Data records
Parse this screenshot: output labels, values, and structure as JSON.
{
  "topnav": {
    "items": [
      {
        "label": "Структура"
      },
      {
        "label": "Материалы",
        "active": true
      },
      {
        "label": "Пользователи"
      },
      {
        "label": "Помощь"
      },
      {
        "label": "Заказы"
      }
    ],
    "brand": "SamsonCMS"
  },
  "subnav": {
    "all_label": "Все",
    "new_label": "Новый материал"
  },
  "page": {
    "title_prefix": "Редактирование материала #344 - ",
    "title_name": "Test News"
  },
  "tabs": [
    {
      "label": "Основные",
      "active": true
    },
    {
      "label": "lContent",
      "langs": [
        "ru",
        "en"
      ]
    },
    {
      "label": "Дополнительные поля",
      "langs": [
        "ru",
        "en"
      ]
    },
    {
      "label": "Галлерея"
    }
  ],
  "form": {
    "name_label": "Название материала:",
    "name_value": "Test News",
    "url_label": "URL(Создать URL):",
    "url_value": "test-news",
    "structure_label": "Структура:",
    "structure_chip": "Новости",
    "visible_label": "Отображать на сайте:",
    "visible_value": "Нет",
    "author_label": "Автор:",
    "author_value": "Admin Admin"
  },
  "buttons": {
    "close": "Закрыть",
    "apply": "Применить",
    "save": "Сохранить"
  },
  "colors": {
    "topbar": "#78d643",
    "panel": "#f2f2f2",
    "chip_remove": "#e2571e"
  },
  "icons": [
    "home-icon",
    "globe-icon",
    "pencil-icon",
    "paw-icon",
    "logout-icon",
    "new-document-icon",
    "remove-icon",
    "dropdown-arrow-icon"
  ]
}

Exercise directions: Could you transcribe the records in full, exactly?

Expected answer:
Parse this screenshot: output labels, values, and structure as JSON.
{
  "topnav": {
    "items": [
      {
        "label": "Структура"
      },
      {
        "label": "Материалы",
        "active": true
      },
      {
        "label": "Пользователи"
      },
      {
        "label": "Помощь"
      },
      {
        "label": "Заказы"
      }
    ],
    "brand": "SamsonCMS"
  },
  "subnav": {
    "all_label": "Все",
    "new_label": "Новый материал"
  },
  "page": {
    "title_prefix": "Редактирование материала #344 - ",
    "title_name": "Test News"
  },
  "tabs": [
    {
      "label": "Основные",
      "active": true
    },
    {
      "label": "lContent",
      "langs": [
        "ru",
        "en"
      ]
    },
    {
      "label": "Дополнительные поля",
      "langs": [
        "ru",
        "en"
      ]
    },
    {
      "label": "Галлерея"
    }
  ],
  "form": {
    "name_label": "Название материала:",
    "name_value": "Test News",
    "url_label": "URL(Создать URL):",
    "url_value": "test-news",
    "structure_label": "Структура:",
    "structure_chip": "Новости",
    "visible_label": "Отображать на сайте:",
    "visible_value": "Нет",
    "author_label": "Автор:",
    "author_value": "Admin Admin"
  },
  "buttons": {
    "close": "Закрыть",
    "apply": "Применить",
    "save": "Сохранить"
  },
  "colors": {
    "topbar": "#78d643",
    "panel": "#f2f2f2",
    "chip_remove": "#e2571e"
  },
  "icons": [
    "home-icon",
    "globe-icon",
    "pencil-icon",
    "paw-icon",
    "logout-icon",
    "new-document-icon",
    "remove-icon",
    "dropdown-arrow-icon"
  ]
}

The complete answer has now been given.